WHAT THE TASK REQUIRES:
Locate the word "text" in the data below, then copy every line that holds it.

Stored dataset items
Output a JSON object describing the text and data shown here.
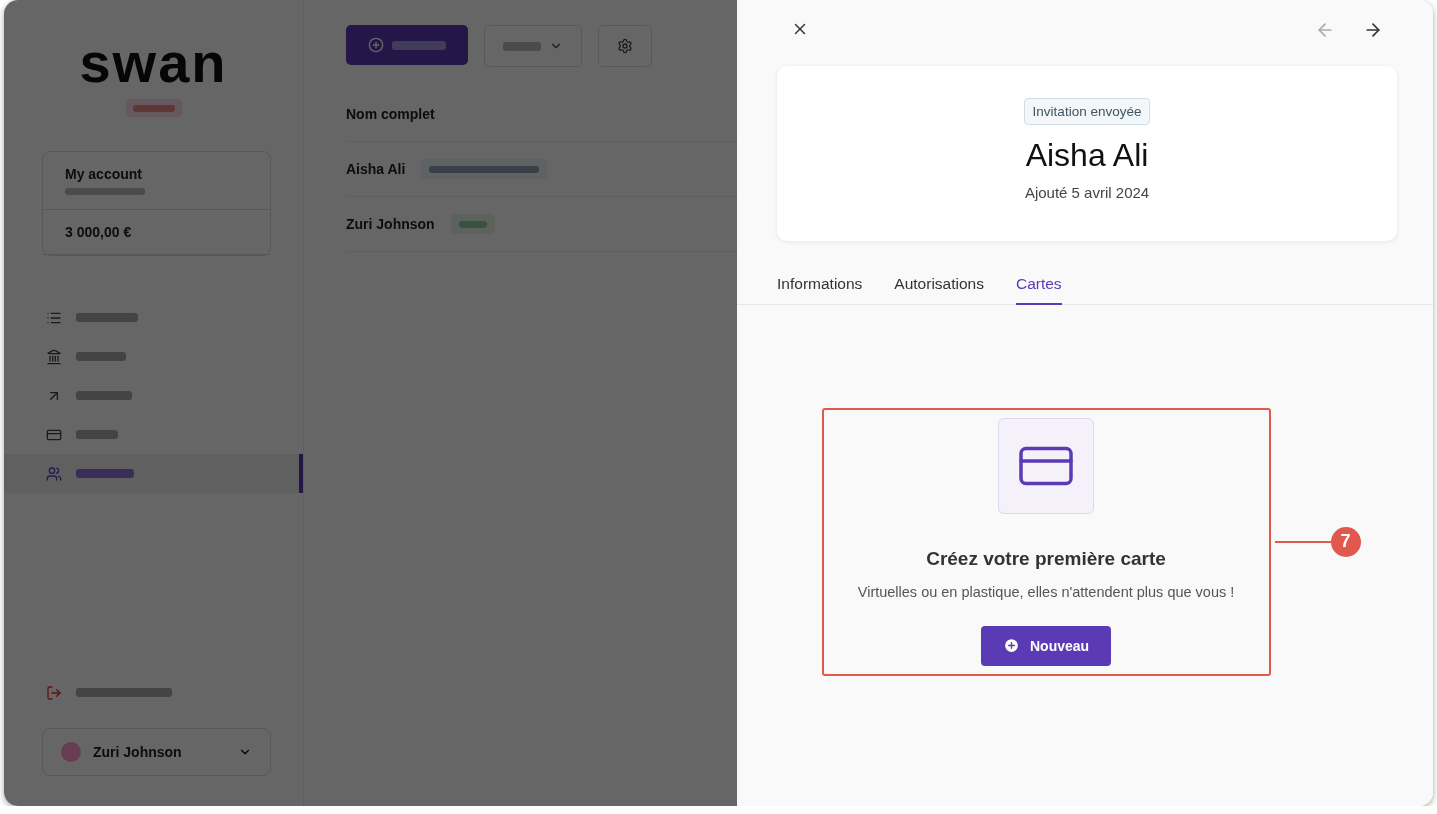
{
  "background": {
    "logo": "swan",
    "account": {
      "name": "My account",
      "balance": "3 000,00 €"
    },
    "nav": [
      {
        "kind": "list",
        "selected": false
      },
      {
        "kind": "bank",
        "selected": false
      },
      {
        "kind": "arrow",
        "selected": false
      },
      {
        "kind": "card",
        "selected": false
      },
      {
        "kind": "people",
        "selected": true
      }
    ],
    "user": "Zuri Johnson",
    "table": {
      "column": "Nom complet",
      "rows": [
        {
          "name": "Aisha Ali",
          "kind": "invited"
        },
        {
          "name": "Zuri Johnson",
          "kind": "active"
        }
      ]
    }
  },
  "drawer": {
    "status": "Invitation envoyée",
    "name": "Aisha Ali",
    "added": "Ajouté 5 avril 2024",
    "tabs": [
      {
        "label": "Informations",
        "selected": false
      },
      {
        "label": "Autorisations",
        "selected": false
      },
      {
        "label": "Cartes",
        "selected": true
      }
    ],
    "empty_state": {
      "title": "Créez votre première carte",
      "text": "Virtuelles ou en plastique, elles n'attendent plus que vous !",
      "button": "Nouveau"
    },
    "callout": "7"
  }
}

RESULT FOR THIS EXERCISE:
Output a JSON object describing the text and data shown here.
      "text": "Virtuelles ou en plastique, elles n'attendent plus que vous !",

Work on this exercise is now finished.